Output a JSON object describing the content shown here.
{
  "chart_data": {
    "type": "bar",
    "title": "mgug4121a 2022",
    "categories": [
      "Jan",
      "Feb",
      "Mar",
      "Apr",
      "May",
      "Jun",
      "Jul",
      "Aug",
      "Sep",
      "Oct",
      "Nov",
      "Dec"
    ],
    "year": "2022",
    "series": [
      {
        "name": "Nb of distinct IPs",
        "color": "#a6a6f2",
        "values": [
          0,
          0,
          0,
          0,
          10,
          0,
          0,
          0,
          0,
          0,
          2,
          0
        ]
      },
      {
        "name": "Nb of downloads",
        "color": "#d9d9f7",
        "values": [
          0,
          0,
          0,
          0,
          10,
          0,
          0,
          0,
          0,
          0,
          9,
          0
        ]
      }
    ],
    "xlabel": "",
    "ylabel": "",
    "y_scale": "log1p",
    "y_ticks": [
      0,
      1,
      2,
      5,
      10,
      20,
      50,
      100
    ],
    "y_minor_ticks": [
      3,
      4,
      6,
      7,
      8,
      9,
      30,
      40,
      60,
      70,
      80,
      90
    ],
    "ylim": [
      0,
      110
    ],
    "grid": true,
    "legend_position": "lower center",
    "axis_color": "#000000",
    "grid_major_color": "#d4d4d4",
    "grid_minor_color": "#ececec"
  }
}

____________________

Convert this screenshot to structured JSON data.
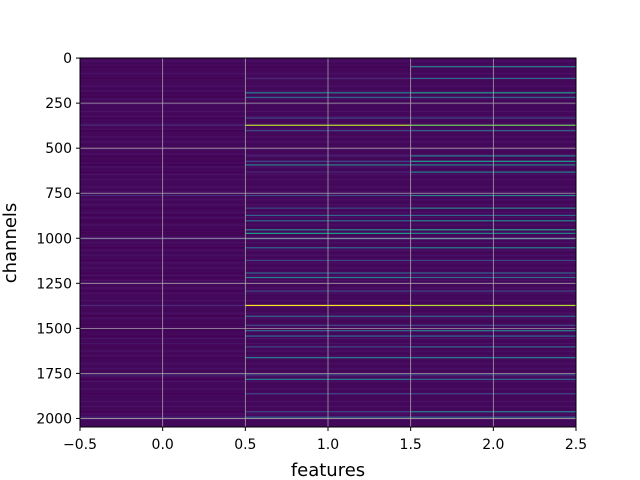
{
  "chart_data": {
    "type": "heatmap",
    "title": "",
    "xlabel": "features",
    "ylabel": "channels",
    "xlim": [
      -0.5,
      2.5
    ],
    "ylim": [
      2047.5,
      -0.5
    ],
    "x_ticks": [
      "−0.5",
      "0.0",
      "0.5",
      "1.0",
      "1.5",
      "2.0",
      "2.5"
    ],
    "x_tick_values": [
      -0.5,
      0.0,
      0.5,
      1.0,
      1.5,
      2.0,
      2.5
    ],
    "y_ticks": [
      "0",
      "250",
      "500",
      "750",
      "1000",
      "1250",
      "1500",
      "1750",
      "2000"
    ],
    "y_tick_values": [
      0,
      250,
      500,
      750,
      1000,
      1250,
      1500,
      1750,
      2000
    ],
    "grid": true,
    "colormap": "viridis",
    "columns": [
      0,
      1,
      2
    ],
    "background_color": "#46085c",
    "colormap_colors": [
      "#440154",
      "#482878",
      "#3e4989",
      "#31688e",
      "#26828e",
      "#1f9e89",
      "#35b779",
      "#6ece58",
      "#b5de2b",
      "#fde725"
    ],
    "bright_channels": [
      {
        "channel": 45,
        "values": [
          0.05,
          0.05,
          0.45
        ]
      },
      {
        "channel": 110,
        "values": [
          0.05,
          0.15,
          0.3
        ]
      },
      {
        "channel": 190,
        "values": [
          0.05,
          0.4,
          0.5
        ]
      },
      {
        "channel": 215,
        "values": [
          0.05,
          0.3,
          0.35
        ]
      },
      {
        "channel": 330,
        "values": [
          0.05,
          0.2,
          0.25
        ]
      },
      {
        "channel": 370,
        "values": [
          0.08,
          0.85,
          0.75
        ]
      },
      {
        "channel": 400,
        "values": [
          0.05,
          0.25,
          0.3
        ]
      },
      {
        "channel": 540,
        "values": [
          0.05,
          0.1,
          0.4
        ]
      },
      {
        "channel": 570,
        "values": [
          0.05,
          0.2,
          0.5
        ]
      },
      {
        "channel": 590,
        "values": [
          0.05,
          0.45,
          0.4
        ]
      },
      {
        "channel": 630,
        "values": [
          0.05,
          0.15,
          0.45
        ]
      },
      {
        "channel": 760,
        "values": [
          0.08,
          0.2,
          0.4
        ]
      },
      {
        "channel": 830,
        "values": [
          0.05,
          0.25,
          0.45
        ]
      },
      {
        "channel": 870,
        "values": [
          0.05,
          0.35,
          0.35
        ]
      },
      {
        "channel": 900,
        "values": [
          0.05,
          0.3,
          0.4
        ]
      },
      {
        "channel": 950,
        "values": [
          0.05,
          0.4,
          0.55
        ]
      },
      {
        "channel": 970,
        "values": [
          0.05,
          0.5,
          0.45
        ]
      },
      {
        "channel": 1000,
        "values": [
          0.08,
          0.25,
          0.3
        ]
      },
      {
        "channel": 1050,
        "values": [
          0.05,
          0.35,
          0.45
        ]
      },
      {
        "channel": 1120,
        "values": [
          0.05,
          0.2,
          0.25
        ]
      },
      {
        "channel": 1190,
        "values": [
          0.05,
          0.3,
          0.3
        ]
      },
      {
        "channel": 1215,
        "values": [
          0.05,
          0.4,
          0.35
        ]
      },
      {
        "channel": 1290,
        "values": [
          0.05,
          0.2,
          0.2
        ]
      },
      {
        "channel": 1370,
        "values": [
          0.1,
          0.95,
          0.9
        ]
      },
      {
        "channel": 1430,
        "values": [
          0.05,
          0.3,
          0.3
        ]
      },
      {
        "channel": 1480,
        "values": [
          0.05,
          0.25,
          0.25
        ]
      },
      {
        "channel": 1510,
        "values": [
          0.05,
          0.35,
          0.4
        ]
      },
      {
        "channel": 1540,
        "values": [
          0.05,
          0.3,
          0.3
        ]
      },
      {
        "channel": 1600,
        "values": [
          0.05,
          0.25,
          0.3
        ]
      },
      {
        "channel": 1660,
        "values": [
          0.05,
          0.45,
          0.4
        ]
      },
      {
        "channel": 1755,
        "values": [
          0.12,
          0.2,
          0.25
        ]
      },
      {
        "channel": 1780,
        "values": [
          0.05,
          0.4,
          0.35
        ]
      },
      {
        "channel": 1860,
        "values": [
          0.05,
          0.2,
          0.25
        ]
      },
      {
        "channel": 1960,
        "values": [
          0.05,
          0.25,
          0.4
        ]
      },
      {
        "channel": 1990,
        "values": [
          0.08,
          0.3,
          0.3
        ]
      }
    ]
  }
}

____________________

§ Prompt:
Where a line of the entries contains the word "JSON", copy that line.

§ Task output:
Output a JSON object describing the content shown here.
Convert this screenshot to structured JSON data.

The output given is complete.